(Dataset items)

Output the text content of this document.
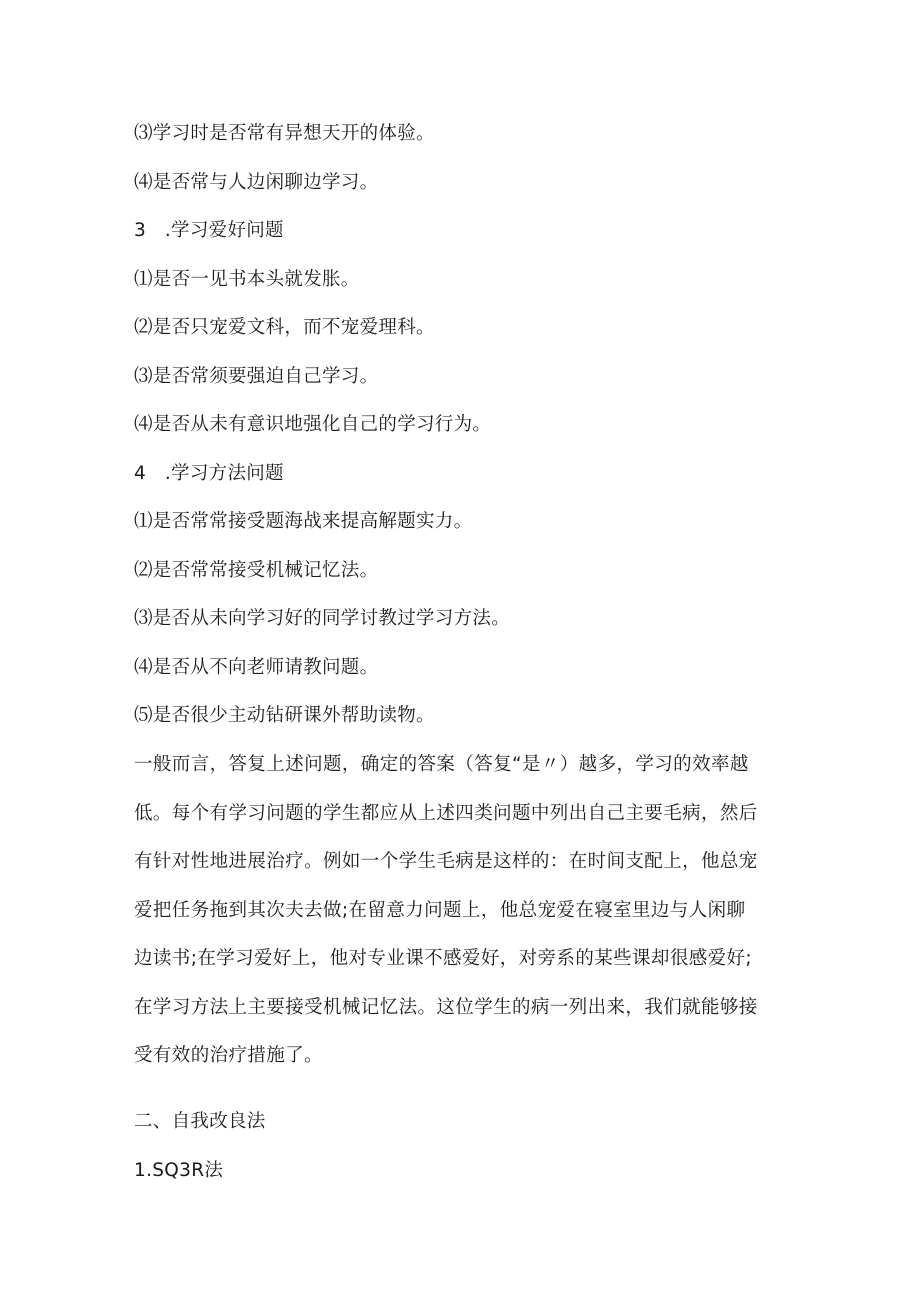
⑶学习时是否常有异想天开的体验。
⑷是否常与人边闲聊边学习。
3　.学习爱好问题
⑴是否一见书本头就发胀。
⑵是否只宠爱文科，而不宠爱理科。
⑶是否常须要强迫自己学习。
⑷是否从未有意识地强化自己的学习行为。
4　.学习方法问题
⑴是否常常接受题海战来提高解题实力。
⑵是否常常接受机械记忆法。
⑶是否从未向学习好的同学讨教过学习方法。
⑷是否从不向老师请教问题。
⑸是否很少主动钻研课外帮助读物。
一般而言，答复上述问题，确定的答案（答复“是〃）越多，学习的效率越
低。每个有学习问题的学生都应从上述四类问题中列出自己主要毛病，然后
有针对性地进展治疗。例如一个学生毛病是这样的：在时间支配上，他总宠
爱把任务拖到其次夫去做;在留意力问题上，他总宠爱在寝室里边与人闲聊
边读书;在学习爱好上，他对专业课不感爱好，对旁系的某些课却很感爱好;
在学习方法上主要接受机械记忆法。这位学生的病一列出来，我们就能够接
受有效的治疗措施了。
二、自我改良法
1.SQ3R法
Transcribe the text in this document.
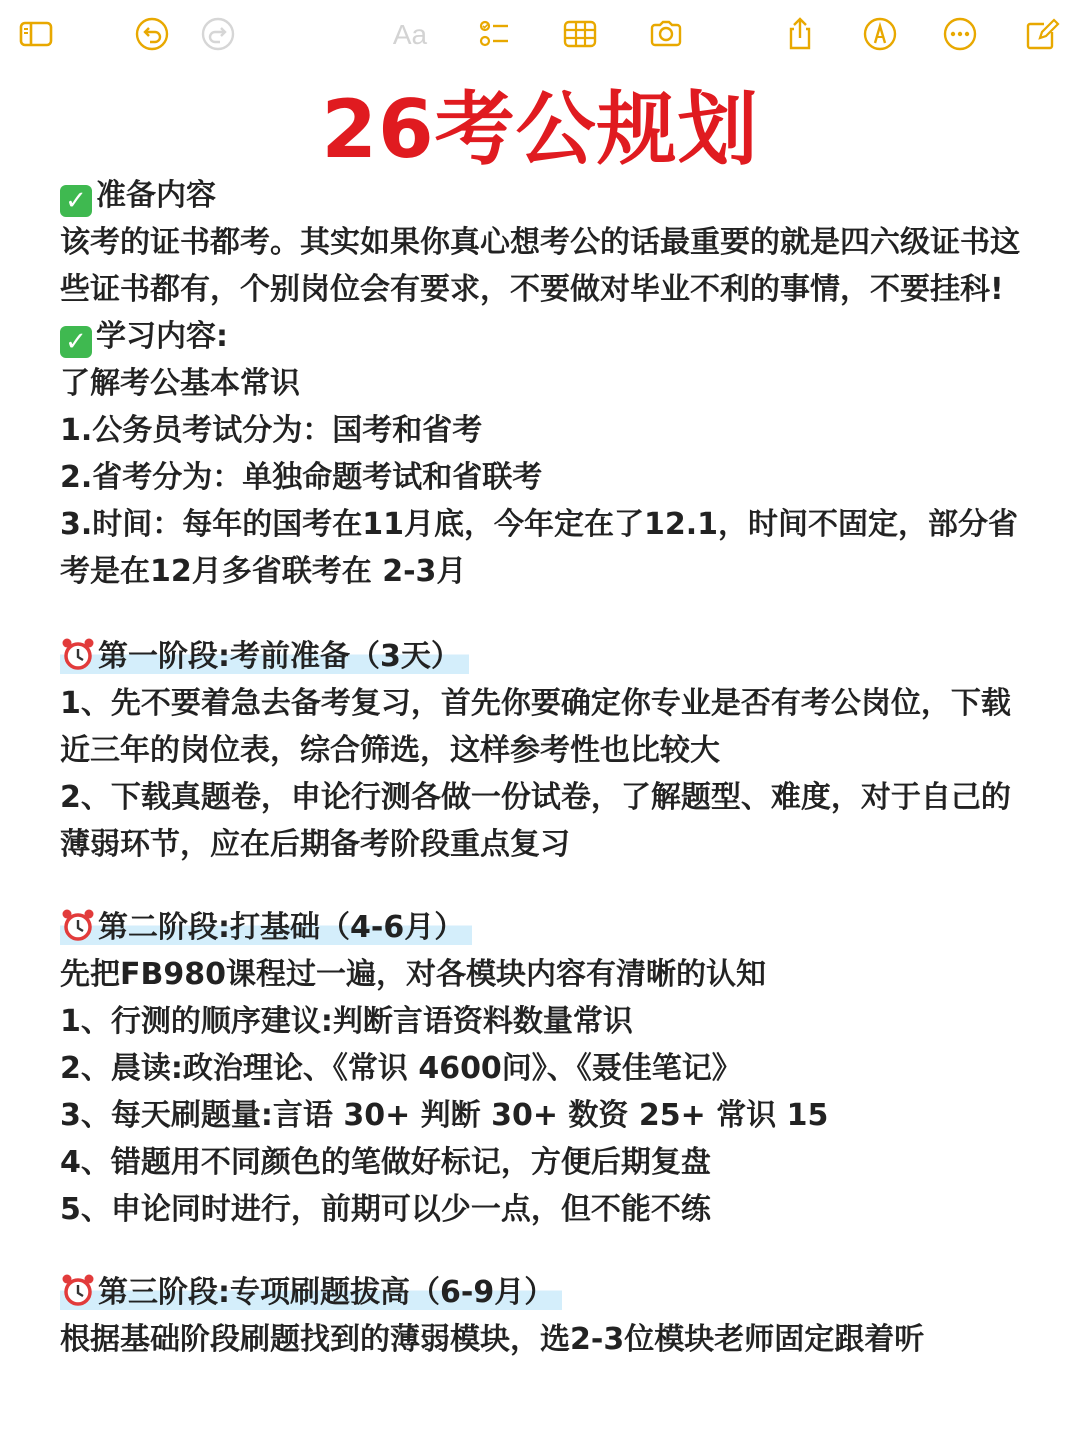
Aa
26考公规划

✓ 准备内容

该考的证书都考。其实如果你真心想考公的话最重要的就是四六级证书这些证书都有，个别岗位会有要求，不要做对毕业不利的事情，不要挂科!

✓ 学习内容:

了解考公基本常识

1.公务员考试分为：国考和省考

2.省考分为：单独命题考试和省联考

3.时间：每年的国考在11月底，今年定在了12.1，时间不固定，部分省考是在12月多省联考在 2-3月

第一阶段:考前准备（3天）

1、先不要着急去备考复习，首先你要确定你专业是否有考公岗位，下载近三年的岗位表，综合筛选，这样参考性也比较大

2、下载真题卷，申论行测各做一份试卷，了解题型、难度，对于自己的薄弱环节，应在后期备考阶段重点复习

第二阶段:打基础（4-6月）

先把FB980课程过一遍，对各模块内容有清晰的认知

1、行测的顺序建议:判断言语资料数量常识

2、晨读:政治理论、《常识 4600问》、《聂佳笔记》

3、每天刷题量:言语 30+ 判断 30+ 数资 25+ 常识 15

4、错题用不同颜色的笔做好标记，方便后期复盘

5、申论同时进行，前期可以少一点，但不能不练

第三阶段:专项刷题拔高（6-9月）

根据基础阶段刷题找到的薄弱模块，选2-3位模块老师固定跟着听
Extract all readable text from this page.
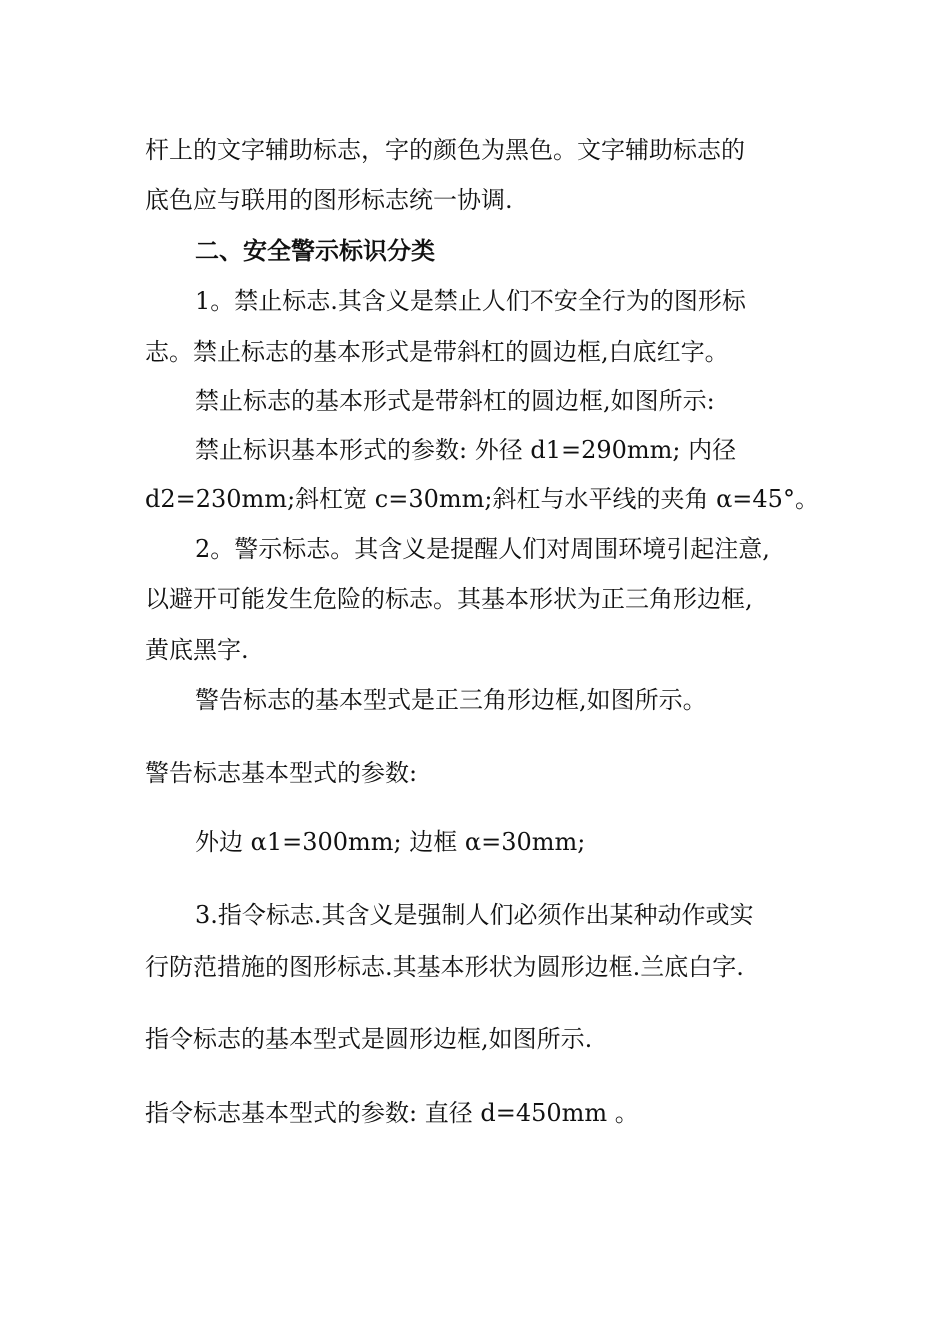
杆上的文字辅助标志，字的颜色为黑色。文字辅助标志的
底色应与联用的图形标志统一协调.
二、安全警示标识分类
1。禁止标志.其含义是禁止人们不安全行为的图形标
志。禁止标志的基本形式是带斜杠的圆边框,白底红字。
禁止标志的基本形式是带斜杠的圆边框,如图所示:
禁止标识基本形式的参数: 外径 d1=290mm; 内径
d2=230mm;斜杠宽 c=30mm;斜杠与水平线的夹角 α=45°。
2。警示标志。其含义是提醒人们对周围环境引起注意,
以避开可能发生危险的标志。其基本形状为正三角形边框,
黄底黑字.
警告标志的基本型式是正三角形边框,如图所示。
警告标志基本型式的参数:
外边 α1=300mm; 边框 α=30mm;
3.指令标志.其含义是强制人们必须作出某种动作或实
行防范措施的图形标志.其基本形状为圆形边框.兰底白字.
指令标志的基本型式是圆形边框,如图所示.
指令标志基本型式的参数: 直径 d=450mm 。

• _Written request_
Transcribe all entries above exactly. Drop the pictures.

• _Exercise solution_
Output the text content of this document.
⑶学习时是否常有异想天开的体验。
⑷是否常与人边闲聊边学习。
3　.学习爱好问题
⑴是否一见书本头就发胀。
⑵是否只宠爱文科，而不宠爱理科。
⑶是否常须要强迫自己学习。
⑷是否从未有意识地强化自己的学习行为。
4　.学习方法问题
⑴是否常常接受题海战来提高解题实力。
⑵是否常常接受机械记忆法。
⑶是否从未向学习好的同学讨教过学习方法。
⑷是否从不向老师请教问题。
⑸是否很少主动钻研课外帮助读物。
一般而言，答复上述问题，确定的答案（答复“是〃）越多，学习的效率越
低。每个有学习问题的学生都应从上述四类问题中列出自己主要毛病，然后
有针对性地进展治疗。例如一个学生毛病是这样的：在时间支配上，他总宠
爱把任务拖到其次夫去做;在留意力问题上，他总宠爱在寝室里边与人闲聊
边读书;在学习爱好上，他对专业课不感爱好，对旁系的某些课却很感爱好;
在学习方法上主要接受机械记忆法。这位学生的病一列出来，我们就能够接
受有效的治疗措施了。
二、自我改良法
1.SQ3R法
Transcribe the text in this document.
Aa
26考公规划

✓ 准备内容

该考的证书都考。其实如果你真心想考公的话最重要的就是四六级证书这些证书都有，个别岗位会有要求，不要做对毕业不利的事情，不要挂科!

✓ 学习内容:

了解考公基本常识

1.公务员考试分为：国考和省考

2.省考分为：单独命题考试和省联考

3.时间：每年的国考在11月底，今年定在了12.1，时间不固定，部分省考是在12月多省联考在 2-3月

第一阶段:考前准备（3天）

1、先不要着急去备考复习，首先你要确定你专业是否有考公岗位，下载近三年的岗位表，综合筛选，这样参考性也比较大

2、下载真题卷，申论行测各做一份试卷，了解题型、难度，对于自己的薄弱环节，应在后期备考阶段重点复习

第二阶段:打基础（4-6月）

先把FB980课程过一遍，对各模块内容有清晰的认知

1、行测的顺序建议:判断言语资料数量常识

2、晨读:政治理论、《常识 4600问》、《聂佳笔记》

3、每天刷题量:言语 30+ 判断 30+ 数资 25+ 常识 15

4、错题用不同颜色的笔做好标记，方便后期复盘

5、申论同时进行，前期可以少一点，但不能不练

第三阶段:专项刷题拔高（6-9月）

根据基础阶段刷题找到的薄弱模块，选2-3位模块老师固定跟着听
Extract all readable text from this page.
杆上的文字辅助标志，字的颜色为黑色。文字辅助标志的
底色应与联用的图形标志统一协调.
二、安全警示标识分类
1。禁止标志.其含义是禁止人们不安全行为的图形标
志。禁止标志的基本形式是带斜杠的圆边框,白底红字。
禁止标志的基本形式是带斜杠的圆边框,如图所示:
禁止标识基本形式的参数: 外径 d1=290mm; 内径
d2=230mm;斜杠宽 c=30mm;斜杠与水平线的夹角 α=45°。
2。警示标志。其含义是提醒人们对周围环境引起注意,
以避开可能发生危险的标志。其基本形状为正三角形边框,
黄底黑字.
警告标志的基本型式是正三角形边框,如图所示。
警告标志基本型式的参数:
外边 α1=300mm; 边框 α=30mm;
3.指令标志.其含义是强制人们必须作出某种动作或实
行防范措施的图形标志.其基本形状为圆形边框.兰底白字.
指令标志的基本型式是圆形边框,如图所示.
指令标志基本型式的参数: 直径 d=450mm 。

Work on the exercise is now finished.